● **Entries provided**
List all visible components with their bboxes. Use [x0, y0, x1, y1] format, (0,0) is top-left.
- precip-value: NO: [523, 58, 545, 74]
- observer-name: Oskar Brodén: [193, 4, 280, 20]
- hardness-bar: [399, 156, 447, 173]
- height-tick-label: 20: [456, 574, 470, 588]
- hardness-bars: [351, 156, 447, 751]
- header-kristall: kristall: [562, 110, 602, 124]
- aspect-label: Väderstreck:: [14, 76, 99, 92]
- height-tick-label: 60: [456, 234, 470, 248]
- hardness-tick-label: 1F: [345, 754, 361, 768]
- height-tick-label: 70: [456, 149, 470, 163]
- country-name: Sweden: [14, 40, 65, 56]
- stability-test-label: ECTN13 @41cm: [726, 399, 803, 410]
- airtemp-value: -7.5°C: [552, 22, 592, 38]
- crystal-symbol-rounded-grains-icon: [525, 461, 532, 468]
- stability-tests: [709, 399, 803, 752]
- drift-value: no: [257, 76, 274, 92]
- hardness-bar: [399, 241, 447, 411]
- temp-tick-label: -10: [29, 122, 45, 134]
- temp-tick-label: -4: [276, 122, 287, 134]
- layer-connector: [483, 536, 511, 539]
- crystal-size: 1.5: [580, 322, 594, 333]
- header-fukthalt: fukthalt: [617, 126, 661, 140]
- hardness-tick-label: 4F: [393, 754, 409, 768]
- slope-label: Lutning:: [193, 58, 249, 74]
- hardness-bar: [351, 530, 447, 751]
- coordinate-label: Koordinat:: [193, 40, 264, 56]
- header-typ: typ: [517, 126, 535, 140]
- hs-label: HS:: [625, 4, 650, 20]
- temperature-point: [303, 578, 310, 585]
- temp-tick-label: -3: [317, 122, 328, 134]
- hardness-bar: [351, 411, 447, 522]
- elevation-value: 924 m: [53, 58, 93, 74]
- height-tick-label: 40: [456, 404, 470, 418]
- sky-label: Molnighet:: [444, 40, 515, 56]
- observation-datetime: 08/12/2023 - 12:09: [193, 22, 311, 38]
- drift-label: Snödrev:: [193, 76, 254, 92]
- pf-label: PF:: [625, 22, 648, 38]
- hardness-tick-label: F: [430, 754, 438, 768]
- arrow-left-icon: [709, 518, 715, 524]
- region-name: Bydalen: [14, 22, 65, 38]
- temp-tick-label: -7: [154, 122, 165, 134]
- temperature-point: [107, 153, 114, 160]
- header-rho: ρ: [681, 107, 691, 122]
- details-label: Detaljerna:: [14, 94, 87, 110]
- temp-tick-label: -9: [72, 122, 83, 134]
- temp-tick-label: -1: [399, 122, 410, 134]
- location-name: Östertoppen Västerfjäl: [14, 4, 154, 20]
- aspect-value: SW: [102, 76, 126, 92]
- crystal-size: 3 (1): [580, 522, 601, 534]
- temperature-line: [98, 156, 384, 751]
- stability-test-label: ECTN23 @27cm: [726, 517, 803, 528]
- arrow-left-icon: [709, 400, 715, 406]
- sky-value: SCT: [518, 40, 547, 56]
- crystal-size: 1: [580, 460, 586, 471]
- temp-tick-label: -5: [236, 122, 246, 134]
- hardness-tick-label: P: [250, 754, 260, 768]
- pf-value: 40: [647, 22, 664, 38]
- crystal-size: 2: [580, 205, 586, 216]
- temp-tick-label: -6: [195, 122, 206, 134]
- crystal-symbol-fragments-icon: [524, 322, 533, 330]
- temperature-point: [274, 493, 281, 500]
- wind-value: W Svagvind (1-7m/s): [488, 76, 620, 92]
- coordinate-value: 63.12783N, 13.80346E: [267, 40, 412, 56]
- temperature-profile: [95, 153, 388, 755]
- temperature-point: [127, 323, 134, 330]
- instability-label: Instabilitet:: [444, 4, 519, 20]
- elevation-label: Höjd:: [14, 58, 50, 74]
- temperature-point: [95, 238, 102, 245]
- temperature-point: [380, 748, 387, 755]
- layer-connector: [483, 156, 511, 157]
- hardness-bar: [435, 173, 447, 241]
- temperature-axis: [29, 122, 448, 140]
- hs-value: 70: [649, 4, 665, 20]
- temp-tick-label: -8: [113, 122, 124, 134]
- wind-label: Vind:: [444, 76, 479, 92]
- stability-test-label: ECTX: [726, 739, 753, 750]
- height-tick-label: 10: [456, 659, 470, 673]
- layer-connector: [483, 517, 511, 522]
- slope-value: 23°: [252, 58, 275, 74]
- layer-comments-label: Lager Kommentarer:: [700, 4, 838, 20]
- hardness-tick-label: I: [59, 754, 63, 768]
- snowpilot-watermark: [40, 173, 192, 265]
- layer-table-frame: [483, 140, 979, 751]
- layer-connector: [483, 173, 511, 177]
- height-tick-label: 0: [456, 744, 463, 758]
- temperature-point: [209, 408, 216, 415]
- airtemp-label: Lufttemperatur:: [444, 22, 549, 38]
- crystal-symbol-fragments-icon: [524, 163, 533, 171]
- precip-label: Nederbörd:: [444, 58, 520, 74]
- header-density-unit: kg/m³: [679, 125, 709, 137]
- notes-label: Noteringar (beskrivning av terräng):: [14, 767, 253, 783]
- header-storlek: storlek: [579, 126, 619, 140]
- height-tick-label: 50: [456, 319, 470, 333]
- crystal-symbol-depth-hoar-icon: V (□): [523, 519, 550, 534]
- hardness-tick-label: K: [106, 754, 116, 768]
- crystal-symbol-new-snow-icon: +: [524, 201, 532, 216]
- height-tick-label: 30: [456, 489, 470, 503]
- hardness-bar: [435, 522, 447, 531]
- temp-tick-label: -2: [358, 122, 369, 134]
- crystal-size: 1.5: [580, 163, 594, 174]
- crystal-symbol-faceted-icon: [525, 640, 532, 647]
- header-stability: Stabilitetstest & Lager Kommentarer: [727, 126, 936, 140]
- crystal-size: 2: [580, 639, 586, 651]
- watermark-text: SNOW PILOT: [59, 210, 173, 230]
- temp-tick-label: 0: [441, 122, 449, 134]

● **Exercise description**
Copy out the material word for word, beginning with its first line and stopping after the line that contains "- region-name: Bydalen: [14, 22, 65, 38]".

● **Output of the task**
List all visible components with their bboxes. Use [x0, y0, x1, y1] format, (0,0) is top-left.
- precip-value: NO: [523, 58, 545, 74]
- observer-name: Oskar Brodén: [193, 4, 280, 20]
- hardness-bar: [399, 156, 447, 173]
- height-tick-label: 20: [456, 574, 470, 588]
- hardness-bars: [351, 156, 447, 751]
- header-kristall: kristall: [562, 110, 602, 124]
- aspect-label: Väderstreck:: [14, 76, 99, 92]
- height-tick-label: 60: [456, 234, 470, 248]
- hardness-tick-label: 1F: [345, 754, 361, 768]
- height-tick-label: 70: [456, 149, 470, 163]
- country-name: Sweden: [14, 40, 65, 56]
- stability-test-label: ECTN13 @41cm: [726, 399, 803, 410]
- airtemp-value: -7.5°C: [552, 22, 592, 38]
- crystal-symbol-rounded-grains-icon: [525, 461, 532, 468]
- stability-tests: [709, 399, 803, 752]
- drift-value: no: [257, 76, 274, 92]
- hardness-bar: [399, 241, 447, 411]
- temp-tick-label: -10: [29, 122, 45, 134]
- temp-tick-label: -4: [276, 122, 287, 134]
- layer-connector: [483, 536, 511, 539]
- crystal-size: 1.5: [580, 322, 594, 333]
- header-fukthalt: fukthalt: [617, 126, 661, 140]
- hardness-tick-label: 4F: [393, 754, 409, 768]
- slope-label: Lutning:: [193, 58, 249, 74]
- hardness-bar: [351, 530, 447, 751]
- coordinate-label: Koordinat:: [193, 40, 264, 56]
- header-typ: typ: [517, 126, 535, 140]
- hs-label: HS:: [625, 4, 650, 20]
- temperature-point: [303, 578, 310, 585]
- temp-tick-label: -3: [317, 122, 328, 134]
- hardness-bar: [351, 411, 447, 522]
- elevation-value: 924 m: [53, 58, 93, 74]
- height-tick-label: 40: [456, 404, 470, 418]
- sky-label: Molnighet:: [444, 40, 515, 56]
- observation-datetime: 08/12/2023 - 12:09: [193, 22, 311, 38]
- drift-label: Snödrev:: [193, 76, 254, 92]
- pf-label: PF:: [625, 22, 648, 38]
- hardness-tick-label: F: [430, 754, 438, 768]
- arrow-left-icon: [709, 518, 715, 524]
- region-name: Bydalen: [14, 22, 65, 38]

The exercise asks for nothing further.